_文本节选_
=======
超微量RNA提取试剂盒
方案1.总RNA超微量提取 该方案适合于微量的培养细胞(1~10000)和动物组织,激光切片,穿刺组织样品中提取总RNA。以下离心条件都必须在室温下进行。
Carrier RNA的用途:若处理小于100µg的动物组织或<1000个细胞时,Carrier RNA须加到RTL Lysis Buffer /β-ME混合液中至终浓度为2ng/µl。
Carrier RNA起着两个作用。首先, Carrier RNA能提高微量的RNA的回收效率;其次是起保护RNA的作用。按Carrier RNA:RTL Lysis Buffer/β-ME =1: 500比例混合。该混合液可在2-8℃稳定放置2天。
举例:
加入2µl Carrier RNA至1ml RTL Lysis Buffer/β-ME中。
=======
_数据摘录_
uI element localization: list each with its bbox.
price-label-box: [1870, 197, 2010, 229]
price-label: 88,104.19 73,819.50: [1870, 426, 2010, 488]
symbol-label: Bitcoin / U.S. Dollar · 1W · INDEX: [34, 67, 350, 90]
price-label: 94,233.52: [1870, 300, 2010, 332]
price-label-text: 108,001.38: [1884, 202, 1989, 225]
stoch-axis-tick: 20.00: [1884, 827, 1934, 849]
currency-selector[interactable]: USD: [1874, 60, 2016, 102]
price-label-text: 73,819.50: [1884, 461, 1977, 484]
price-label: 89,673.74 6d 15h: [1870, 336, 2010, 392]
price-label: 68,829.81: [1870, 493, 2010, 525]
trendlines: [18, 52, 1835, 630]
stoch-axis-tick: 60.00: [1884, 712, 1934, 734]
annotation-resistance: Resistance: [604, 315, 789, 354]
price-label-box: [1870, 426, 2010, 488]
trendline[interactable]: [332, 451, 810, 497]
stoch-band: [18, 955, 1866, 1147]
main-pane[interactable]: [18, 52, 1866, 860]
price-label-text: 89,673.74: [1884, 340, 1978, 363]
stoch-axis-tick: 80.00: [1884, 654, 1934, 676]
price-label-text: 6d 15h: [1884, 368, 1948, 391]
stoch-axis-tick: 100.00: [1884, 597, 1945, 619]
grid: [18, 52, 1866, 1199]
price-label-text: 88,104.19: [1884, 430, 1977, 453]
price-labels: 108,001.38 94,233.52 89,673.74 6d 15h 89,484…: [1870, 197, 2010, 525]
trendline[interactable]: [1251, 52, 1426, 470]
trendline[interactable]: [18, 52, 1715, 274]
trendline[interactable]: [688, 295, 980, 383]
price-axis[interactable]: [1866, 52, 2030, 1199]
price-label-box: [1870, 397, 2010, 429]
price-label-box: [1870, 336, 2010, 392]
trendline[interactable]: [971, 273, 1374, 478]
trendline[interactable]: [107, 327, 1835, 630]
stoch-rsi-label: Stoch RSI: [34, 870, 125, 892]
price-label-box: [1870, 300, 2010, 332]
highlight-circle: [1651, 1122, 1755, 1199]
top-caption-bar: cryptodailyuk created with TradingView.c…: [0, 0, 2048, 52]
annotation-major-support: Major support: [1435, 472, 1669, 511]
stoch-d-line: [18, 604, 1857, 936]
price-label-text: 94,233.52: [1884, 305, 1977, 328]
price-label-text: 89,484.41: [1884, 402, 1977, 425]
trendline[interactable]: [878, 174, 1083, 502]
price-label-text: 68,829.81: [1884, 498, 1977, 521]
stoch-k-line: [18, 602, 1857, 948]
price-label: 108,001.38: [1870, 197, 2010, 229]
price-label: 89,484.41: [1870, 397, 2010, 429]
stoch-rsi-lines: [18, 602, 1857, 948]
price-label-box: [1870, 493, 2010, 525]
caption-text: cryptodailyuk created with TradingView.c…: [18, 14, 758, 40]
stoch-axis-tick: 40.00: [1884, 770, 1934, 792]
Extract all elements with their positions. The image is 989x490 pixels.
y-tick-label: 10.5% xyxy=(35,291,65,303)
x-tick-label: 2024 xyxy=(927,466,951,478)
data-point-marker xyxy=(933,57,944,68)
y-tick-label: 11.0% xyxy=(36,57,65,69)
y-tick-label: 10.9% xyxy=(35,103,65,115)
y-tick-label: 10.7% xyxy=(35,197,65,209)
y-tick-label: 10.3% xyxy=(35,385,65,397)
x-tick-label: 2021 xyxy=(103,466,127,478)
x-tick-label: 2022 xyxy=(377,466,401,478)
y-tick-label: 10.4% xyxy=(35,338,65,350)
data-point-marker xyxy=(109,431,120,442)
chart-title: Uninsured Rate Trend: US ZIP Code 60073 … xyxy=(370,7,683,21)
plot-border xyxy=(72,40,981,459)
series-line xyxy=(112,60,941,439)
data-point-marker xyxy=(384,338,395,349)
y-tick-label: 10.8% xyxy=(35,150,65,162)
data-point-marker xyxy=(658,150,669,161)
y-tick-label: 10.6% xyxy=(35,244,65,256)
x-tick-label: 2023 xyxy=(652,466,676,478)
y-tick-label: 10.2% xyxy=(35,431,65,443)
=======
_待完成任务_
1. 根据超微量RNA提取试剂盒说明，回答下列问题：
(a) 方案中的离心条件须在何种温度下进行？
(b) Carrier RNA加入RTL Lysis Buffer/β-ME混合液后，终浓度应为多少？
(c) 上述混合液在2-8℃下可稳定放置多长时间？
2. 请自超微量RNA提取试剂盒说明的末句之后续写下文。

_依序答案_
1.
(a) 室温。
(b) 2ng/µl。
(c) 2天。

2.
Carrier RNA为Poly A,进行反转录时最好不要Oligo(dT)进行反转录,而用随机引物进行反转录。
进行Oligo(dT)进行反转录,可以用酵母tRNA代替Carrier RNA。
收集细胞或组织样品,并彻底去除培养液。加入100 µl RTL Lysis Buffer/β-ME/Carrier RNA至样品中,用移液枪吸打混匀10次。
室温静置5~10分钟。
加入100 µl无水乙醇至裂解液中,用移液枪吸打混匀10次。
把HiPure RNA Nano Column装在2ml收集管中。
转移混合液至柱子中。
6,000 x g离心1分钟。
加入300 µl Buffer RWC(已加乙醇)至柱子中。
6,000 x g离心1分钟。
Buffer RWC在使用之前,须按瓶子标签指示加入无水乙醇进行稀释。
丢去收集管和滤液。
把RNA柱装在新的收集管中。
按下表配制DNase I反应液,轻轻混匀。
把DNase I反应液加到RNA结合柱的膜中央,室温静置10~15分钟。
DNase I反应液须加入柱子膜中央,不要加到壁上。
加300µl Buffer RWC(已加乙醇)至柱子中,静置5分钟。
6,000 x g离心1分钟。
取出柱子,把滤液重新转移至柱子中。
把柱子装回收集管中。
6,000 x g离心1分钟。
倒弃流出液,把柱子装回收集管。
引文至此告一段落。